### PASSAGE PROVIDED
********************

Besides the publications of the Catholic Church, there have been few independent (samizdat) publications produced and distributed in Cuba. During 2000 an increase in samizdat publications took place in Cuba. However, their production has been limited. 4 TV Martí is mostly not seen on the island, and the jamming of Radio Martí has increased over time.5
The CEON study included a battery of questions on independent sources of communication in Cuba. One of the benefits of these data is that questions address the issue of samizdat publications inside Cuba. Another contribution the data makes is that, to our knowledge, there has been no audience study (at least one that has been made public) of Radio or TV Martí since 1995. And in the second half of the 1990s, the Castro government installed more jamming equipment to interfere with Radio Martí broadcasts.
All the groups in the study affirm that, with the exception of the publications of the Catholic Church, there are extremely few samizdat publications produced and distributed in Cuba. Groups say that there are no publications or that some appeared but were discontinued or that there are few with very limited production; only one group mentioned this last alternative. Is absence of samizdat in Cuba mainly due to government repression or to something else? Some in the United States argue that the production of samizdat in Cuba is impossible because of the high degree of government repression. The CEON study undermines this claim. Only one group argues that repression is the key reason for the absence of samizdat. Eighty-six percent of the groups say that the fundamental cause for the lack of samizdat in Cuba is that civil society groups do not have the resources (e.g., paper, printers, ink and money) necessary for the production and distribution of samizdat. One group states that the production and distribution of samizdat in Cuba would be a powerful weapon in the hands of civil society.

********************

### RECORDED DATA
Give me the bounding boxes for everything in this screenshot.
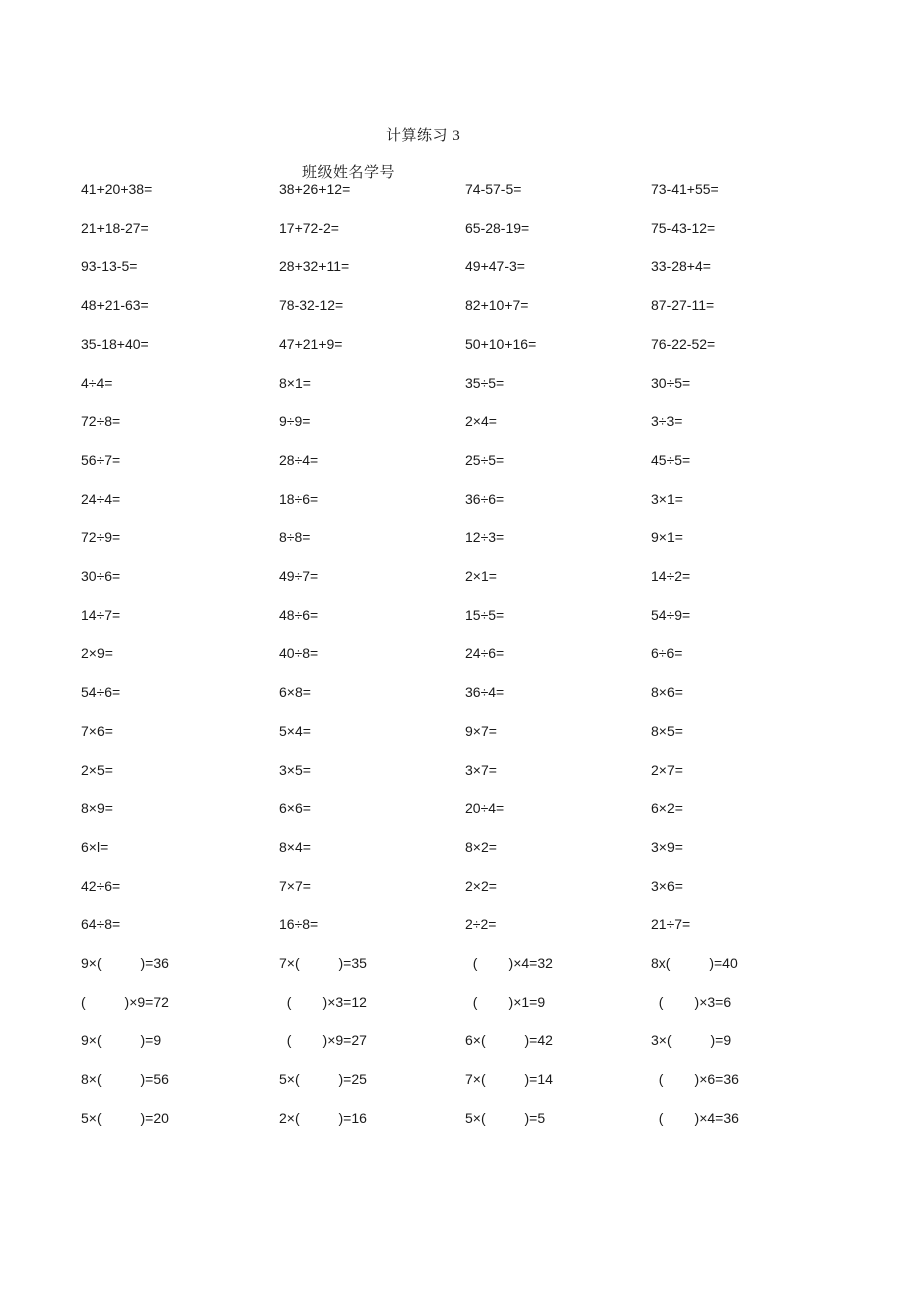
problem-cell: 6÷6= [651, 645, 683, 662]
problem-cell: 30÷5= [651, 374, 691, 391]
problem-cell: 24÷4= [81, 490, 121, 507]
problem-cell: 25÷5= [465, 451, 505, 468]
problem-cell: 21+18-27= [81, 219, 149, 236]
problem-cell: 54÷9= [651, 606, 691, 623]
problem-cell: 72÷9= [81, 529, 121, 546]
problem-cell: 48+21-63= [81, 297, 149, 314]
problem-cell: 5×( )=25 [279, 1071, 367, 1088]
problem-cell: 3÷3= [651, 413, 683, 430]
page-title: 计算练习 3 [386, 128, 461, 144]
problem-cell: ( )×3=6 [651, 993, 732, 1010]
problem-cell: 8×( )=56 [81, 1071, 169, 1088]
problem-cell: 15÷5= [465, 606, 505, 623]
problem-cell: 9×1= [651, 529, 683, 546]
problem-cell: 8×9= [81, 800, 113, 817]
problem-cell: 41+20+38= [81, 181, 153, 197]
problem-cell: 18÷6= [279, 490, 319, 507]
problem-cell: 9×( )=36 [81, 955, 169, 971]
problem-cell: 8÷8= [279, 529, 311, 546]
problem-cell: 82+10+7= [465, 297, 529, 314]
student-info-line: 班级姓名学号 [302, 165, 396, 181]
problem-cell: ( )×3=12 [279, 993, 367, 1010]
problem-cell: 5×( )=20 [81, 1109, 169, 1126]
problem-cell: 7×( )=14 [465, 1071, 553, 1088]
problem-cell: 78-32-12= [279, 297, 344, 314]
problem-cell: 76-22-52= [651, 335, 716, 352]
problem-cell: 33-28+4= [651, 258, 711, 275]
problem-cell: 12÷3= [465, 529, 505, 546]
problem-cell: 3×6= [651, 877, 683, 894]
problem-cell: 3×( )=9 [651, 1032, 732, 1049]
problem-cell: ( )×6=36 [651, 1071, 739, 1088]
problem-cell: 5×4= [279, 722, 311, 739]
problem-cell: 9×7= [465, 722, 497, 739]
problem-cell: 2×( )=16 [279, 1109, 367, 1126]
problem-cell: 8×1= [279, 374, 311, 391]
problem-cell: 64÷8= [81, 916, 121, 933]
problem-cell: 36÷6= [465, 490, 505, 507]
problem-cell: 38+26+12= [279, 181, 351, 197]
problem-cell: 8×6= [651, 684, 683, 701]
problem-cell: 36÷4= [465, 684, 505, 701]
problem-cell: 2×9= [81, 645, 113, 662]
problem-cell: 8×4= [279, 838, 311, 855]
problem-cell: 20÷4= [465, 800, 505, 817]
problem-cell: 3×5= [279, 761, 311, 778]
problem-cell: 21÷7= [651, 916, 691, 933]
problem-cell: 6×6= [279, 800, 311, 817]
problem-cell: 8x( )=40 [651, 955, 738, 971]
problem-cell: 9×( )=9 [81, 1032, 162, 1049]
problem-cell: 9÷9= [279, 413, 311, 430]
problem-cell: 35÷5= [465, 374, 505, 391]
problem-cell: 2×4= [465, 413, 497, 430]
problem-cell: 72÷8= [81, 413, 121, 430]
problem-cell: 2×2= [465, 877, 497, 894]
problem-cell: 3×7= [465, 761, 497, 778]
problem-cell: 42÷6= [81, 877, 121, 894]
problem-cell: 7×7= [279, 877, 311, 894]
problem-cell: 35-18+40= [81, 335, 149, 352]
problem-cell: 6×8= [279, 684, 311, 701]
problem-cell: ( )×9=72 [81, 993, 169, 1010]
problem-cell: 28+32+11= [279, 258, 350, 275]
problem-cell: 3×9= [651, 838, 683, 855]
problem-cell: 6×( )=42 [465, 1032, 553, 1049]
problem-cell: 6×l= [81, 838, 109, 855]
problem-cell: 14÷7= [81, 606, 121, 623]
problem-cell: ( )×4=36 [651, 1109, 739, 1126]
problem-cell: 40÷8= [279, 645, 319, 662]
problem-cell: 54÷6= [81, 684, 121, 701]
problem-cell: 45÷5= [651, 451, 691, 468]
problem-cell: 4÷4= [81, 374, 113, 391]
problem-cell: 50+10+16= [465, 335, 537, 352]
problem-cell: 49+47-3= [465, 258, 525, 275]
problem-cell: 49÷7= [279, 568, 319, 584]
problem-cell: 14÷2= [651, 568, 691, 584]
problem-cell: 24÷6= [465, 645, 505, 662]
problem-cell: 6×2= [651, 800, 683, 817]
problem-cell: 30÷6= [81, 568, 121, 584]
problem-cell: 7×6= [81, 722, 113, 739]
problem-cell: 28÷4= [279, 451, 319, 468]
problem-cell: 16÷8= [279, 916, 319, 933]
problem-cell: 2×1= [465, 568, 497, 584]
problem-cell: ( )×1=9 [465, 993, 546, 1010]
problem-cell: 5×( )=5 [465, 1109, 546, 1126]
problem-cell: 8×5= [651, 722, 683, 739]
problem-cell: 17+72-2= [279, 219, 339, 236]
problem-cell: 3×1= [651, 490, 683, 507]
problem-cell: 87-27-11= [651, 297, 715, 314]
problem-cell: 2×5= [81, 761, 113, 778]
problem-cell: ( )×9=27 [279, 1032, 367, 1049]
problem-cell: 93-13-5= [81, 258, 138, 275]
problem-cell: ( )×4=32 [465, 955, 553, 971]
problem-cell: 2÷2= [465, 916, 497, 933]
problem-cell: 48÷6= [279, 606, 319, 623]
problem-cell: 65-28-19= [465, 219, 530, 236]
problem-cell: 8×2= [465, 838, 497, 855]
problem-cell: 74-57-5= [465, 181, 522, 197]
problem-cell: 7×( )=35 [279, 955, 367, 971]
problem-cell: 2×7= [651, 761, 683, 778]
problem-cell: 56÷7= [81, 451, 121, 468]
problem-cell: 47+21+9= [279, 335, 343, 352]
problem-cell: 73-41+55= [651, 181, 719, 197]
problem-cell: 75-43-12= [651, 219, 716, 236]
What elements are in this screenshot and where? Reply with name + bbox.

********************

### WRITTEN EXERCISE A
In the entries, from the line with "problem-cell: 6÷6= [651, 645, 683, 662]" up to and including the line with "problem-cell: 5×4= [279, 722, 311, 739]", switch each "problem-cell" to "exercise-cell". Write out only those lines, with nothing else changed.
### WRITTEN EXERCISE B
Proceed with the passage on samizdat publications in Cuba, picking up after its final sentence.

### EXERCISE RESPONSE A
exercise-cell: 6÷6= [651, 645, 683, 662]
exercise-cell: 30÷5= [651, 374, 691, 391]
exercise-cell: 24÷4= [81, 490, 121, 507]
exercise-cell: 25÷5= [465, 451, 505, 468]
exercise-cell: 21+18-27= [81, 219, 149, 236]
exercise-cell: 54÷9= [651, 606, 691, 623]
exercise-cell: 72÷9= [81, 529, 121, 546]
exercise-cell: 48+21-63= [81, 297, 149, 314]
exercise-cell: 5×( )=25 [279, 1071, 367, 1088]
exercise-cell: 3÷3= [651, 413, 683, 430]
page-title: 计算练习 3 [386, 128, 461, 144]
exercise-cell: ( )×3=6 [651, 993, 732, 1010]
exercise-cell: 8×( )=56 [81, 1071, 169, 1088]
exercise-cell: 15÷5= [465, 606, 505, 623]
exercise-cell: 9×1= [651, 529, 683, 546]
exercise-cell: 8×9= [81, 800, 113, 817]
exercise-cell: 41+20+38= [81, 181, 153, 197]
exercise-cell: 18÷6= [279, 490, 319, 507]
exercise-cell: 9×( )=36 [81, 955, 169, 971]
exercise-cell: 8÷8= [279, 529, 311, 546]
exercise-cell: 82+10+7= [465, 297, 529, 314]
student-info-line: 班级姓名学号 [302, 165, 396, 181]
exercise-cell: ( )×3=12 [279, 993, 367, 1010]
exercise-cell: 5×( )=20 [81, 1109, 169, 1126]
exercise-cell: 7×( )=14 [465, 1071, 553, 1088]
exercise-cell: 78-32-12= [279, 297, 344, 314]
exercise-cell: 76-22-52= [651, 335, 716, 352]
exercise-cell: 33-28+4= [651, 258, 711, 275]
exercise-cell: 12÷3= [465, 529, 505, 546]
exercise-cell: 3×6= [651, 877, 683, 894]
exercise-cell: 3×( )=9 [651, 1032, 732, 1049]
exercise-cell: ( )×6=36 [651, 1071, 739, 1088]
exercise-cell: 5×4= [279, 722, 311, 739]

### EXERCISE RESPONSE B
Some questions were about TV and Radio Martí. Every group says that the population cannot tune in to TV Martí programming. TV Martí programs can only be watched at the U.S. Interests Section in Havana. With respect to Radio Martí (RM), respondents say that reception is more difficult in some areas than others, by time of day and by band. It is better on short wave than on AM. Two groups mention that the AM frequency is completely jammed. Jamming is worse in the cities than in the countryside. It is reported that in Havana and in Santiago de Cuba, jamming is particularly severe. Reception is better at night and during the early morning hours. It seems that the Cuban government makes greater efforts to interfere RM broadcasts in areas and at times where the potential audience is larger. RM is the most important source of independent news and information for the people in Cuba, in terms of the potential audience and focus of the programming. Despite intense jamming of RM programs, eightythree percent of the groups estimate that the majority of the population tries to tune in to RM. This is indicative of the craving for news and information from independent sources among the people in Cuba.
Given that the reception of RM is better on shortwave, it is of interest to report answers to a question about whether an important impediment to hearing RM is scarcity of short-wave radios in the population. Sixty-six percent of the groups say that scarcity of short-wave radios is an important factor. Two of these groups qualify their affirmative answer. One group says that when radios are taken to government repair shops, the short-wave capability is de-activated. Another group argues that although the percentage of people that do not tune in to RM because they do not have a short-wave radio is small, the shortwave radios that most people have are of poor quality, making reception of RM more difficult. This group maintains that with a good quality short-wave radio, the reception of RM is better.
Answers to the question of what it would take for independent groups to widely disseminate their messages in the population synthesize the main points in this section of the report. All groups mention one or both of the following: (1) more material resources in the hands of civil society groups, e.g., equipment to write and print; and (2) for foreign radio and TV broadcasts to actually reach most of the people and serve as surrogate stations for the opposition, both in Cuba and in exile, transmitting messages of democratic activists and news about their activities. One group mentions that something desirable is to have publications and videos circulate in Cuba with themes that tend to awaken hope that change is possible.
HOW WILL A POLITICAL TRANSITION TAKE PLACE?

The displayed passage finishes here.